(Rows from a figure dataset)
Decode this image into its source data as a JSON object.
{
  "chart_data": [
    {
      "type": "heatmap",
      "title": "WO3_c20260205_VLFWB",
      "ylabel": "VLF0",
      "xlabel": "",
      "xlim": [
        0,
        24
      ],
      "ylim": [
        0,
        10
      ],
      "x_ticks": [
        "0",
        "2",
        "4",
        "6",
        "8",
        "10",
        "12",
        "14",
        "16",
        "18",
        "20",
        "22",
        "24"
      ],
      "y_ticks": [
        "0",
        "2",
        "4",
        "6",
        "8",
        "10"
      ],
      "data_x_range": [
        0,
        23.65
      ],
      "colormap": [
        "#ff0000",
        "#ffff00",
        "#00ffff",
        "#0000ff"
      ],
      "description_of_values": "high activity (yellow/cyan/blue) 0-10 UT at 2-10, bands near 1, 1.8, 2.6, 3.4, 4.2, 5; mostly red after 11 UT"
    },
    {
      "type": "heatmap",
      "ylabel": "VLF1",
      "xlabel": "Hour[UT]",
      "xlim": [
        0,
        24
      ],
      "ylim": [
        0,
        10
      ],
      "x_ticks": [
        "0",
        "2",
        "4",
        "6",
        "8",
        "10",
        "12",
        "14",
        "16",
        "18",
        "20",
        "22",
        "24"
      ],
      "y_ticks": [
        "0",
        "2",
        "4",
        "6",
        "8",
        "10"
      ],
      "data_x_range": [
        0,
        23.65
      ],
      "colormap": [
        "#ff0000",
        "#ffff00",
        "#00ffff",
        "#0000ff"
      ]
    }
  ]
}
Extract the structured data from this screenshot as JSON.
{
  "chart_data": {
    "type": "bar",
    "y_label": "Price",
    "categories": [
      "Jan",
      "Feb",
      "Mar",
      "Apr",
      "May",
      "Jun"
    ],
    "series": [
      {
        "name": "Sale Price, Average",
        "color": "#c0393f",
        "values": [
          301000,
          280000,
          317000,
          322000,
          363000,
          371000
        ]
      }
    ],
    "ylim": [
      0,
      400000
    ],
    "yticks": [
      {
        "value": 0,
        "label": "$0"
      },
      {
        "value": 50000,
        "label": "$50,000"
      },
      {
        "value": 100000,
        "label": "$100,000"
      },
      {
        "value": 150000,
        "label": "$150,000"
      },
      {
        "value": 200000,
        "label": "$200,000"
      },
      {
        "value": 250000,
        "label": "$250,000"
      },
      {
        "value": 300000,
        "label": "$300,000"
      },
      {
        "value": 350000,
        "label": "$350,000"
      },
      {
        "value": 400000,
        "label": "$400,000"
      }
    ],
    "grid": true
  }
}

-- Directions --
Extract the entries above verbatim.

-- Task output --
Decode this image into its source data as a JSON object.
{
  "chart_data": [
    {
      "type": "heatmap",
      "title": "WO3_c20260205_VLFWB",
      "ylabel": "VLF0",
      "xlabel": "",
      "xlim": [
        0,
        24
      ],
      "ylim": [
        0,
        10
      ],
      "x_ticks": [
        "0",
        "2",
        "4",
        "6",
        "8",
        "10",
        "12",
        "14",
        "16",
        "18",
        "20",
        "22",
        "24"
      ],
      "y_ticks": [
        "0",
        "2",
        "4",
        "6",
        "8",
        "10"
      ],
      "data_x_range": [
        0,
        23.65
      ],
      "colormap": [
        "#ff0000",
        "#ffff00",
        "#00ffff",
        "#0000ff"
      ],
      "description_of_values": "high activity (yellow/cyan/blue) 0-10 UT at 2-10, bands near 1, 1.8, 2.6, 3.4, 4.2, 5; mostly red after 11 UT"
    },
    {
      "type": "heatmap",
      "ylabel": "VLF1",
      "xlabel": "Hour[UT]",
      "xlim": [
        0,
        24
      ],
      "ylim": [
        0,
        10
      ],
      "x_ticks": [
        "0",
        "2",
        "4",
        "6",
        "8",
        "10",
        "12",
        "14",
        "16",
        "18",
        "20",
        "22",
        "24"
      ],
      "y_ticks": [
        "0",
        "2",
        "4",
        "6",
        "8",
        "10"
      ],
      "data_x_range": [
        0,
        23.65
      ],
      "colormap": [
        "#ff0000",
        "#ffff00",
        "#00ffff",
        "#0000ff"
      ]
    }
  ]
}
Extract the structured data from this screenshot as JSON.
{
  "chart_data": {
    "type": "bar",
    "y_label": "Price",
    "categories": [
      "Jan",
      "Feb",
      "Mar",
      "Apr",
      "May",
      "Jun"
    ],
    "series": [
      {
        "name": "Sale Price, Average",
        "color": "#c0393f",
        "values": [
          301000,
          280000,
          317000,
          322000,
          363000,
          371000
        ]
      }
    ],
    "ylim": [
      0,
      400000
    ],
    "yticks": [
      {
        "value": 0,
        "label": "$0"
      },
      {
        "value": 50000,
        "label": "$50,000"
      },
      {
        "value": 100000,
        "label": "$100,000"
      },
      {
        "value": 150000,
        "label": "$150,000"
      },
      {
        "value": 200000,
        "label": "$200,000"
      },
      {
        "value": 250000,
        "label": "$250,000"
      },
      {
        "value": 300000,
        "label": "$300,000"
      },
      {
        "value": 350000,
        "label": "$350,000"
      },
      {
        "value": 400000,
        "label": "$400,000"
      }
    ],
    "grid": true
  }
}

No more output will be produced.